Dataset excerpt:
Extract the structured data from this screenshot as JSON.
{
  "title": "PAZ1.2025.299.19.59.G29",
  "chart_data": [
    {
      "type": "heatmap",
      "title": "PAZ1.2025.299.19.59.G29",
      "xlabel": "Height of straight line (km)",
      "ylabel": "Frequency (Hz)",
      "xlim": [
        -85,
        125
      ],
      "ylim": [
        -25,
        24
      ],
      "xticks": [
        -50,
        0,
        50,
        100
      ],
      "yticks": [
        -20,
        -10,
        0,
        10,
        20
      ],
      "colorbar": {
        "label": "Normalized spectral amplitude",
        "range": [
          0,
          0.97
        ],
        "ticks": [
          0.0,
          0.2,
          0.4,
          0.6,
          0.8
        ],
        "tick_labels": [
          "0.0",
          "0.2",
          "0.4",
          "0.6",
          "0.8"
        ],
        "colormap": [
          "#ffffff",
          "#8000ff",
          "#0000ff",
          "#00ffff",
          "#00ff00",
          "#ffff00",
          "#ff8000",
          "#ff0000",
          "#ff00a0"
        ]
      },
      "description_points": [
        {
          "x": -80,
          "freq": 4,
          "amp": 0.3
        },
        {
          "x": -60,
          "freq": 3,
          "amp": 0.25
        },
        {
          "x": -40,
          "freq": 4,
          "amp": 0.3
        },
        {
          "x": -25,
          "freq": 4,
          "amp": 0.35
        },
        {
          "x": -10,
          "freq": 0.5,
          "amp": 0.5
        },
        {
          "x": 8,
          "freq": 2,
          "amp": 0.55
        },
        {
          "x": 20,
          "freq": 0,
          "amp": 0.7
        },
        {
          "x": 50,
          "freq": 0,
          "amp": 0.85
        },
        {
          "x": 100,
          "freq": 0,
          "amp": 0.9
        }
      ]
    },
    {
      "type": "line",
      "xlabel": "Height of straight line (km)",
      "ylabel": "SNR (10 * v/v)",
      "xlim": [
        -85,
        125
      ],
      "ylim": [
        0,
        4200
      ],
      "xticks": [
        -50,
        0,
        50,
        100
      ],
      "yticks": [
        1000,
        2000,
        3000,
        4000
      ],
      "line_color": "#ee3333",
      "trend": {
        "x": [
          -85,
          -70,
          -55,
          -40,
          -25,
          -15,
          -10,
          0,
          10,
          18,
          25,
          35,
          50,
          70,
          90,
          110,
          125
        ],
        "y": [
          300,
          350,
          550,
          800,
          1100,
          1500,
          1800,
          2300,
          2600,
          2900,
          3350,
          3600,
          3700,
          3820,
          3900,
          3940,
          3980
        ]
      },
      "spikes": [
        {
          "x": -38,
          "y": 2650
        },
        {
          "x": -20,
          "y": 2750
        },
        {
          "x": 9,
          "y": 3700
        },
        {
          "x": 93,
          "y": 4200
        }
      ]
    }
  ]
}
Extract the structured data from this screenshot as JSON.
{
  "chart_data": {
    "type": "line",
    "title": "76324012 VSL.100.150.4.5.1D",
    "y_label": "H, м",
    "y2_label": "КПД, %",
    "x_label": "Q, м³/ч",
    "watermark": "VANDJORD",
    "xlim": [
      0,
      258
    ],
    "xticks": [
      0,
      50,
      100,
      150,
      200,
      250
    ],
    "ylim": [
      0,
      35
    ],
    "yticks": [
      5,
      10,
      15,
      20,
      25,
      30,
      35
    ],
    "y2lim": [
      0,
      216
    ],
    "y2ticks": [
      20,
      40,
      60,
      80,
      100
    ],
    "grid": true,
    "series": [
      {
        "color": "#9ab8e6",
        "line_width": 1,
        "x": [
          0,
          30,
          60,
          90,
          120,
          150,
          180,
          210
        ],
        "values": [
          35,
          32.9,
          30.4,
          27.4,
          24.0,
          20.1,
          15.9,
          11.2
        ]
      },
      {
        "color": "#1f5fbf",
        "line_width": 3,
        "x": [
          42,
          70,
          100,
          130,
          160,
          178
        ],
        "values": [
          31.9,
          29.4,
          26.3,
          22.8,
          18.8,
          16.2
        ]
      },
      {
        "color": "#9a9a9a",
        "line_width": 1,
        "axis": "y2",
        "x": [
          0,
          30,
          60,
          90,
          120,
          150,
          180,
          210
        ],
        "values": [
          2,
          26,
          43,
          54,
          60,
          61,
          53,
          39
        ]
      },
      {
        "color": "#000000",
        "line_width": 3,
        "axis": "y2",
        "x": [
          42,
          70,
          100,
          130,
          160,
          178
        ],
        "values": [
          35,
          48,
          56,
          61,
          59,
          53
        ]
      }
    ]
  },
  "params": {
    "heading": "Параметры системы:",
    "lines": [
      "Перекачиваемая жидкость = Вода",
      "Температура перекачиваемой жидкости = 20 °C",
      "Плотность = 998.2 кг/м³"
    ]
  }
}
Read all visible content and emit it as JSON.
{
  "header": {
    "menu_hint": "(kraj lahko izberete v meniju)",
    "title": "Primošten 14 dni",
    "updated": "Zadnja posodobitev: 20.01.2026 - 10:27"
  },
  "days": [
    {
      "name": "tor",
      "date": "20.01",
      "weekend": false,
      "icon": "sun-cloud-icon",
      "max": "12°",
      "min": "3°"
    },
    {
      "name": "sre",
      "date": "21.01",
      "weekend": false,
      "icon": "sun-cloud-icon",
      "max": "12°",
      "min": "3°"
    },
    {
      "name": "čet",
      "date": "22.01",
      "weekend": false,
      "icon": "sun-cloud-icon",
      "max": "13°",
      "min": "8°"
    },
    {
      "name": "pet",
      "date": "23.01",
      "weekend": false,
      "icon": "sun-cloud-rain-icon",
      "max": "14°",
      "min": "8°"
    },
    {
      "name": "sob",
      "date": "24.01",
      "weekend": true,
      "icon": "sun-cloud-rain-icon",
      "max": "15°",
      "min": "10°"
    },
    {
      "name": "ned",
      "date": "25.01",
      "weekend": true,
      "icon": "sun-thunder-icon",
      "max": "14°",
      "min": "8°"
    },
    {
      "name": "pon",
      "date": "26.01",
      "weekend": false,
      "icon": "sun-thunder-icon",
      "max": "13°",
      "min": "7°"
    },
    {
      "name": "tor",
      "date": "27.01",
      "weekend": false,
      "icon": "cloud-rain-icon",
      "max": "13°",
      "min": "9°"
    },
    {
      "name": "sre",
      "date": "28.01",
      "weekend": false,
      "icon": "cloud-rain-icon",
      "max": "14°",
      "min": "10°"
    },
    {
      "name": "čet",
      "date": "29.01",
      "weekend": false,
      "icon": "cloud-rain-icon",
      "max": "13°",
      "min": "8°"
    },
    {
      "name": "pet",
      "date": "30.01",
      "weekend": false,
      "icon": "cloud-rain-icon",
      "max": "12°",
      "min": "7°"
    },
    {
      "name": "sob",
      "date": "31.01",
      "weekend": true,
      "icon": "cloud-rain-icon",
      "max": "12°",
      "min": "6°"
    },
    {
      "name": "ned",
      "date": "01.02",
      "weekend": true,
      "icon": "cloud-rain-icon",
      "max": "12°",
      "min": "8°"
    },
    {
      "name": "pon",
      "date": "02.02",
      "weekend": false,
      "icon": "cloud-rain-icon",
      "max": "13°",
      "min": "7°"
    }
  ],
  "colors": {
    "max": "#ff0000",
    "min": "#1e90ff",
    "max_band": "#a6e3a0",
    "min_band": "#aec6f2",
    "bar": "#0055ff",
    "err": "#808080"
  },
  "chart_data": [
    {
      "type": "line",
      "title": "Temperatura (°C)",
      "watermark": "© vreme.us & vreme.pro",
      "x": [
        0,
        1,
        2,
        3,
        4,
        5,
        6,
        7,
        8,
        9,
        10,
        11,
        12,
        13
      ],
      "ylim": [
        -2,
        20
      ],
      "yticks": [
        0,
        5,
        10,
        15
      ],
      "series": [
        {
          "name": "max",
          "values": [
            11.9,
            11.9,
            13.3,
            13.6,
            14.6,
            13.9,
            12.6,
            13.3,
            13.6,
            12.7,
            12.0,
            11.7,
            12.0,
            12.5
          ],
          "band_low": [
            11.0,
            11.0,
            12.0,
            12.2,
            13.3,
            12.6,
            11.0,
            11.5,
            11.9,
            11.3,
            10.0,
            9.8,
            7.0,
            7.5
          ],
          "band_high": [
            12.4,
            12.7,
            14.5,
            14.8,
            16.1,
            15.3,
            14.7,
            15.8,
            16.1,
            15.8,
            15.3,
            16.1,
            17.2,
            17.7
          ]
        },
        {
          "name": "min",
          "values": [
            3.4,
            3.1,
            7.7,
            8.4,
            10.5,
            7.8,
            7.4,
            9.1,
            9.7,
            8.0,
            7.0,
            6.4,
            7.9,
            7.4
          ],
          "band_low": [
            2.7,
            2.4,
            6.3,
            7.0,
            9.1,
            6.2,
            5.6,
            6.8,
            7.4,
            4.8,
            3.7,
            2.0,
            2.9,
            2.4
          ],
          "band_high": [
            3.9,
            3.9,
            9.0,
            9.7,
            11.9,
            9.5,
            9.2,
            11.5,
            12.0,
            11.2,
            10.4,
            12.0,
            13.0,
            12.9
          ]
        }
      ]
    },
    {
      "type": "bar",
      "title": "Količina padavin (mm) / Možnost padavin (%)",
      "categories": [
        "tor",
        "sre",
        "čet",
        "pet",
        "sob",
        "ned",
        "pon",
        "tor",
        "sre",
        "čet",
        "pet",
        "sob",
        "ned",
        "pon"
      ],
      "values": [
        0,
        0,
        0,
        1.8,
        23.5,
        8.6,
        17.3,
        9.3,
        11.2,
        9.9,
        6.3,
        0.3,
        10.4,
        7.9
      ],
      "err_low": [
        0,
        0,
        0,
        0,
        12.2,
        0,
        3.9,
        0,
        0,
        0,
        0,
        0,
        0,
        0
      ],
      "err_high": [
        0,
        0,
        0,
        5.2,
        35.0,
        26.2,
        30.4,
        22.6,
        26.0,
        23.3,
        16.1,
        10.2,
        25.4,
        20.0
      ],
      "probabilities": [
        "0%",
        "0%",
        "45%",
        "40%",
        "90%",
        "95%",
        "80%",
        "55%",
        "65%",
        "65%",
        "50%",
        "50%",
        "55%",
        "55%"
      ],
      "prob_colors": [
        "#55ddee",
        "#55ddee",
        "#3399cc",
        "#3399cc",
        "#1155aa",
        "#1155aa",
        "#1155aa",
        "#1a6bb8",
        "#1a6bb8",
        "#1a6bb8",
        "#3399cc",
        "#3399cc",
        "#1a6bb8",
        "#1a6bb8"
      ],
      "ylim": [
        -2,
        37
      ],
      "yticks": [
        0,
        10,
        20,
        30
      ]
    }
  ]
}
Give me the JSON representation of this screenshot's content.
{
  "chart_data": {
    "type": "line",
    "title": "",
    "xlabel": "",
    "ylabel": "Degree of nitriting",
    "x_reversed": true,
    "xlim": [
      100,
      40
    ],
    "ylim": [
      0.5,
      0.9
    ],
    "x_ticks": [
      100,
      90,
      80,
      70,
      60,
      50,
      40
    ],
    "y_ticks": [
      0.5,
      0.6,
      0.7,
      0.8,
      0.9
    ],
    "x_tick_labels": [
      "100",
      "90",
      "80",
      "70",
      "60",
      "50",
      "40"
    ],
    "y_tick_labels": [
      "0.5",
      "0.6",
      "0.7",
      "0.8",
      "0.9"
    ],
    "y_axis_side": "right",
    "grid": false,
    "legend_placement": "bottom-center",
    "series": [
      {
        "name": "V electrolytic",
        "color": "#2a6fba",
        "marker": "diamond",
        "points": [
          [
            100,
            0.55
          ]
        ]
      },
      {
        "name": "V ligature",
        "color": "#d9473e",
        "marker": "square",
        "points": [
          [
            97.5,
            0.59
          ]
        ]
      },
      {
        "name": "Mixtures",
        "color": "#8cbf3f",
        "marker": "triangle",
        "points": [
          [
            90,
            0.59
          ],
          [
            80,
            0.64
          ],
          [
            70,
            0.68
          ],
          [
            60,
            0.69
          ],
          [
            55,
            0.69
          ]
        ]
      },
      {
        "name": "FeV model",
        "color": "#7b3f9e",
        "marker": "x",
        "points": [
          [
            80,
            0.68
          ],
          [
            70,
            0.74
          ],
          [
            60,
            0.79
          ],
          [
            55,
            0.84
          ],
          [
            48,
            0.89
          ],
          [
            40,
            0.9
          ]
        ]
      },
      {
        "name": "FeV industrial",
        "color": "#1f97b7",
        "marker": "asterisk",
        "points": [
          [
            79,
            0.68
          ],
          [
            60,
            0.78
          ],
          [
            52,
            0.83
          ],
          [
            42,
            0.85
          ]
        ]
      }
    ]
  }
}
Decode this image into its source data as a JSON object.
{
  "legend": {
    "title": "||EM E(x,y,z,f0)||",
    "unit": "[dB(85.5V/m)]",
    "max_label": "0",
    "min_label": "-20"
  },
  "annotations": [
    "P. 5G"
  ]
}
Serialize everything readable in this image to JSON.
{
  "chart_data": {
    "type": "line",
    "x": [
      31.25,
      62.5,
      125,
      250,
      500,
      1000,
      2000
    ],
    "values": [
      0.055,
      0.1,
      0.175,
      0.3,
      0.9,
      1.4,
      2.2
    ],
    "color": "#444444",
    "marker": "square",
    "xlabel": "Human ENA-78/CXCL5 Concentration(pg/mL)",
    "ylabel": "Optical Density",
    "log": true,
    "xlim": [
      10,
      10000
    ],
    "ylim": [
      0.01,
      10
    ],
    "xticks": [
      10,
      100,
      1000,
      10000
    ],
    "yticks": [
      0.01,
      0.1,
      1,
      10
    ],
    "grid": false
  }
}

TASK STATEMENT - Repeat only the stretch of lines that opens with the line containing "Decode this image" and closes with the final line of the entries, both included, exactly as written.

WORKED SOLUTION -
Decode this image into its source data as a JSON object.
{
  "legend": {
    "title": "||EM E(x,y,z,f0)||",
    "unit": "[dB(85.5V/m)]",
    "max_label": "0",
    "min_label": "-20"
  },
  "annotations": [
    "P. 5G"
  ]
}
Serialize everything readable in this image to JSON.
{
  "chart_data": {
    "type": "line",
    "x": [
      31.25,
      62.5,
      125,
      250,
      500,
      1000,
      2000
    ],
    "values": [
      0.055,
      0.1,
      0.175,
      0.3,
      0.9,
      1.4,
      2.2
    ],
    "color": "#444444",
    "marker": "square",
    "xlabel": "Human ENA-78/CXCL5 Concentration(pg/mL)",
    "ylabel": "Optical Density",
    "log": true,
    "xlim": [
      10,
      10000
    ],
    "ylim": [
      0.01,
      10
    ],
    "xticks": [
      10,
      100,
      1000,
      10000
    ],
    "yticks": [
      0.01,
      0.1,
      1,
      10
    ],
    "grid": false
  }
}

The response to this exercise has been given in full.